◆ Structured figure records
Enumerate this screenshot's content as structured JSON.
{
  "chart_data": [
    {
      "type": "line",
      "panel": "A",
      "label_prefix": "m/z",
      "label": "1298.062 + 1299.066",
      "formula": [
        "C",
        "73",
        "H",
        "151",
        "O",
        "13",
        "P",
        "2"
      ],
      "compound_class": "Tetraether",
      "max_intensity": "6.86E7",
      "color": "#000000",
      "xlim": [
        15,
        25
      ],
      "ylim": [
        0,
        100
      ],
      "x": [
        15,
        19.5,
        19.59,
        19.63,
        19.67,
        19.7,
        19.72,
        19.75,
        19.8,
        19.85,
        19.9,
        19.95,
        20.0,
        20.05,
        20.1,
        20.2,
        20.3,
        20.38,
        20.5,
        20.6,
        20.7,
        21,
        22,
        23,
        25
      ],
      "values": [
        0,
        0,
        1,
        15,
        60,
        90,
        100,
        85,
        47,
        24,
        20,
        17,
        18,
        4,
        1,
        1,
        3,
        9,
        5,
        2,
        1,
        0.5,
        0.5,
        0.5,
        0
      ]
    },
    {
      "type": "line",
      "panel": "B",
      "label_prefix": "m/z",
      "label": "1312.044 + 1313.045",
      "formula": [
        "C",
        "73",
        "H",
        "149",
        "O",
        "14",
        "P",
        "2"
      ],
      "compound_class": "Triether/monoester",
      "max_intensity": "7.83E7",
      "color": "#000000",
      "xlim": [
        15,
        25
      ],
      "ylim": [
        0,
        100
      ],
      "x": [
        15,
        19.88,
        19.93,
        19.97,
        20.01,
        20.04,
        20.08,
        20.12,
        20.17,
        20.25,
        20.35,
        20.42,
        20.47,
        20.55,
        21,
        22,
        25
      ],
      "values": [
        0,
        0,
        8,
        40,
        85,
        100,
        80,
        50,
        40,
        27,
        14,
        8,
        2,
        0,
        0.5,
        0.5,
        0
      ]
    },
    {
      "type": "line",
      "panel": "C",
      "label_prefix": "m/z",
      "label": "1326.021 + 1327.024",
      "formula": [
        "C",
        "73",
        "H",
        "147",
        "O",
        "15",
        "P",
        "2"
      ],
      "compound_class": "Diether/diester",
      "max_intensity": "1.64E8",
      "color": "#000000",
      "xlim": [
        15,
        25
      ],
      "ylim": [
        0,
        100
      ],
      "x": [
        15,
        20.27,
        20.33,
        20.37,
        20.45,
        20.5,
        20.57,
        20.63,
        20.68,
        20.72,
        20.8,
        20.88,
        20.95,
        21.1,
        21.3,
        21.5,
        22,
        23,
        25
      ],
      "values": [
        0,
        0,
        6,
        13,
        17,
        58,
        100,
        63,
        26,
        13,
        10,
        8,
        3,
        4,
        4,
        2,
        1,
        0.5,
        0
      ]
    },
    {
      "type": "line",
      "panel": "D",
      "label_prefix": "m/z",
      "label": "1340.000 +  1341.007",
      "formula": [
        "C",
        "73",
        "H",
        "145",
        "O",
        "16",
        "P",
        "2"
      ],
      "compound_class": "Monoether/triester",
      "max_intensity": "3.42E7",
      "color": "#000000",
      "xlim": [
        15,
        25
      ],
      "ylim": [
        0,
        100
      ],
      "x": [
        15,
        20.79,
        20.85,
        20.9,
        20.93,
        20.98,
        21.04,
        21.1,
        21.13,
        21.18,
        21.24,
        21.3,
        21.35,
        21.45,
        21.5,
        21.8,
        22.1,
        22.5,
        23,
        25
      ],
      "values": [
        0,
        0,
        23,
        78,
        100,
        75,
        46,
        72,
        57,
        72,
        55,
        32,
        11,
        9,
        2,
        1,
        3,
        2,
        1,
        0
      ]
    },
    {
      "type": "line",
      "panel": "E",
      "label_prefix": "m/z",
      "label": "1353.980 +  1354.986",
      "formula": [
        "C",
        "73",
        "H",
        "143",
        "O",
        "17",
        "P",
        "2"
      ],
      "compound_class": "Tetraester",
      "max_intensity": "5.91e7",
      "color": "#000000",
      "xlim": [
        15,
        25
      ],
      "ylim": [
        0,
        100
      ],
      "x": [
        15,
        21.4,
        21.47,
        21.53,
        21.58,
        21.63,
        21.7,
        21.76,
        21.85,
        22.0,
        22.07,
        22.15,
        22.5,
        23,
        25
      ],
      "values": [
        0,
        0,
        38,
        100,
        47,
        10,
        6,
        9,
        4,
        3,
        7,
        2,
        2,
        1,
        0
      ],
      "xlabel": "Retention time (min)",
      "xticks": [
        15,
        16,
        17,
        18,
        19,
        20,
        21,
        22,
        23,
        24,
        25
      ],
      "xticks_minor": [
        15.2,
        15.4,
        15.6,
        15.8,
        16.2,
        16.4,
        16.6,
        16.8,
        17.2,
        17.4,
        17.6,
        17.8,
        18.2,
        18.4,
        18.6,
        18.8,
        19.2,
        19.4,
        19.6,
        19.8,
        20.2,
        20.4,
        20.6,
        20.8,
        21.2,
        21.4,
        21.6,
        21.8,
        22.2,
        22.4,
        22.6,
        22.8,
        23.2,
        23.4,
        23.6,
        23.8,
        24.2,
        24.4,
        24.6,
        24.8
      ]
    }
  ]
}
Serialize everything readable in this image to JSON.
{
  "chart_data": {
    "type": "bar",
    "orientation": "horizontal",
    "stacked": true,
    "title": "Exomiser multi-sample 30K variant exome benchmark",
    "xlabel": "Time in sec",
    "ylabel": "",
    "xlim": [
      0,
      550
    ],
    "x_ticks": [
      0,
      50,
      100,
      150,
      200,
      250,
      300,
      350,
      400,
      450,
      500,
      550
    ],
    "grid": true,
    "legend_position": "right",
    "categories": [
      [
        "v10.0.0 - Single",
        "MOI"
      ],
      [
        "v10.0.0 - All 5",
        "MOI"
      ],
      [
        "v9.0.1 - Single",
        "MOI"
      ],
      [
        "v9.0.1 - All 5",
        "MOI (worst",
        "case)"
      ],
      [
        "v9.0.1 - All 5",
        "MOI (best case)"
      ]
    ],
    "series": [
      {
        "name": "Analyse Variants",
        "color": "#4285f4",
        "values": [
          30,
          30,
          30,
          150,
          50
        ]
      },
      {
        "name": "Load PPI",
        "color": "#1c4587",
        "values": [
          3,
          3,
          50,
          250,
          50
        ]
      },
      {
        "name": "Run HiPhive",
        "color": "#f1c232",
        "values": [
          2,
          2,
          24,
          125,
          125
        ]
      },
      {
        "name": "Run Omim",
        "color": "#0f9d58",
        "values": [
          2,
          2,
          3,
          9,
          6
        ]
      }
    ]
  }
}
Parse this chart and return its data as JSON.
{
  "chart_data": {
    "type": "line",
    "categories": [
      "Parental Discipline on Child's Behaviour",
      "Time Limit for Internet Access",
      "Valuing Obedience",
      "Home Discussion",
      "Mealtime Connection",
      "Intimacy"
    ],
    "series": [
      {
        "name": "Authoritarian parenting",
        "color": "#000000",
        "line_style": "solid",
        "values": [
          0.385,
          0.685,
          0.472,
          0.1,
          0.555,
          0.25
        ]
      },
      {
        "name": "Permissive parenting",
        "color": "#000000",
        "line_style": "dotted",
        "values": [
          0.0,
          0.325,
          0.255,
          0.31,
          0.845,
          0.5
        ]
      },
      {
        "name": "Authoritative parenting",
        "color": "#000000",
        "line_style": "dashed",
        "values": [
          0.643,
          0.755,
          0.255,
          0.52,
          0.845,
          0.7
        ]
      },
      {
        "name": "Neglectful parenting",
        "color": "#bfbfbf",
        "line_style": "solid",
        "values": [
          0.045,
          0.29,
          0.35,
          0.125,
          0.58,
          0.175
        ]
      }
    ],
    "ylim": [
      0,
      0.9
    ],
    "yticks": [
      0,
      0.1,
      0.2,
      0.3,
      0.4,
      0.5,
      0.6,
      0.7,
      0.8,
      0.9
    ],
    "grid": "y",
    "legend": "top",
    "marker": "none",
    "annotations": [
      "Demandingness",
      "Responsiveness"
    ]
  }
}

◆ Directions
List each line holding the string "this".

◆ Task result
Enumerate this screenshot's content as structured JSON.
Serialize everything readable in this image to JSON.
Parse this chart and return its data as JSON.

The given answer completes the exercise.